What is being asked
Reply with one number: the count of lines in the listing that contain the string "screenshot".

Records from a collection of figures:
━━━━━━━━━━━━━━━━

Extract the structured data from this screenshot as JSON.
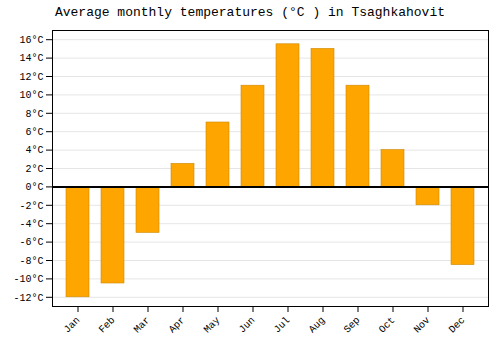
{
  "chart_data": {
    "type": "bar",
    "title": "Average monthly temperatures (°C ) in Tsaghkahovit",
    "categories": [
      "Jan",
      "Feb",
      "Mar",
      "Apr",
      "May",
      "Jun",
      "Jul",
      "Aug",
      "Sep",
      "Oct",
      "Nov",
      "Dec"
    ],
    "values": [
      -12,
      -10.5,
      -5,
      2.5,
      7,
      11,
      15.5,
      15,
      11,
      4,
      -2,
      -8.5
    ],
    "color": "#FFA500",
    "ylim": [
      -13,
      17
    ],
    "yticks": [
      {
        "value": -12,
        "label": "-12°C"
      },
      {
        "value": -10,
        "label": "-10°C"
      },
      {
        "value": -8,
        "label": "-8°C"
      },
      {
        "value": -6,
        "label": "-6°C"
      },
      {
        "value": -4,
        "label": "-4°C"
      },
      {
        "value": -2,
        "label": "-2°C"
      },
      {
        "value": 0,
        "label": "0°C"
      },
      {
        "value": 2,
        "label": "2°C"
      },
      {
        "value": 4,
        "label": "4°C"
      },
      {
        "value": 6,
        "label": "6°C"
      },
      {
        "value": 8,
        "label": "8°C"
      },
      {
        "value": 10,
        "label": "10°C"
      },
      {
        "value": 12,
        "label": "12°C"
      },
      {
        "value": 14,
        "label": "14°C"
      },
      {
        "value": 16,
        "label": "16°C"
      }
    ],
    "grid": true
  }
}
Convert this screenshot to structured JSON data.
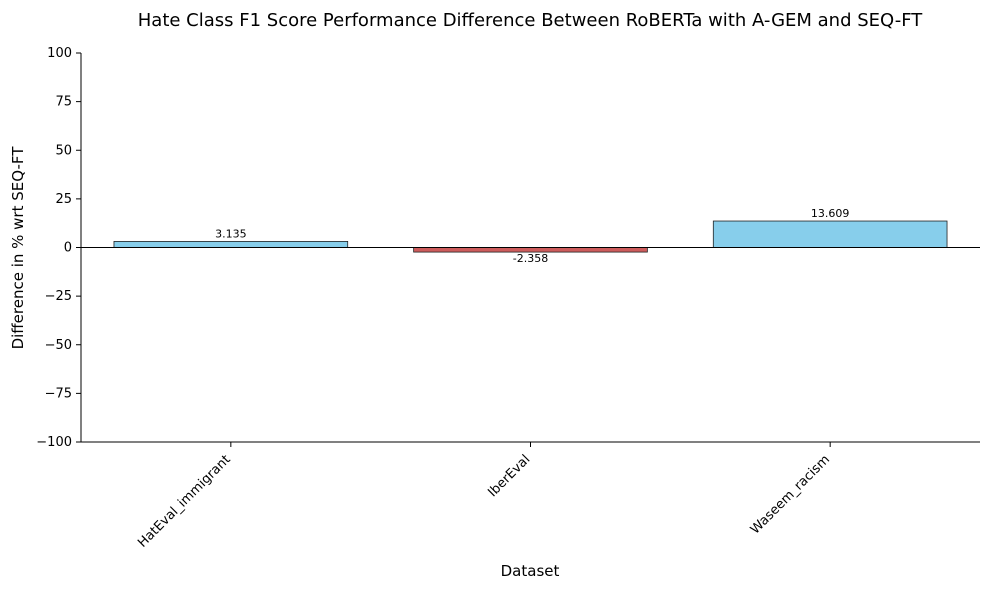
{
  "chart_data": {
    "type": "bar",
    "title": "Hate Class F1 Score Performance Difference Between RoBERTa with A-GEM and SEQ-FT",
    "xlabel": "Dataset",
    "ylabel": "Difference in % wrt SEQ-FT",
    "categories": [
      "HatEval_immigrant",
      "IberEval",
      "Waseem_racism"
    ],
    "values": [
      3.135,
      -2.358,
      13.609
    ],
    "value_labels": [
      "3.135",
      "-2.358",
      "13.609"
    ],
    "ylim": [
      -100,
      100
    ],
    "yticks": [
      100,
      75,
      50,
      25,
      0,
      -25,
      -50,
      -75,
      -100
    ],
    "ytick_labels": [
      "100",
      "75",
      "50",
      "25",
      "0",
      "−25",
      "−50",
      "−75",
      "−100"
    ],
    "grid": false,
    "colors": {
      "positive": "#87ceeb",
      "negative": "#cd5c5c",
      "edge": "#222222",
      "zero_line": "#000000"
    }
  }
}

━━━━━━━━━━━━━━━━

Result of this exercise
2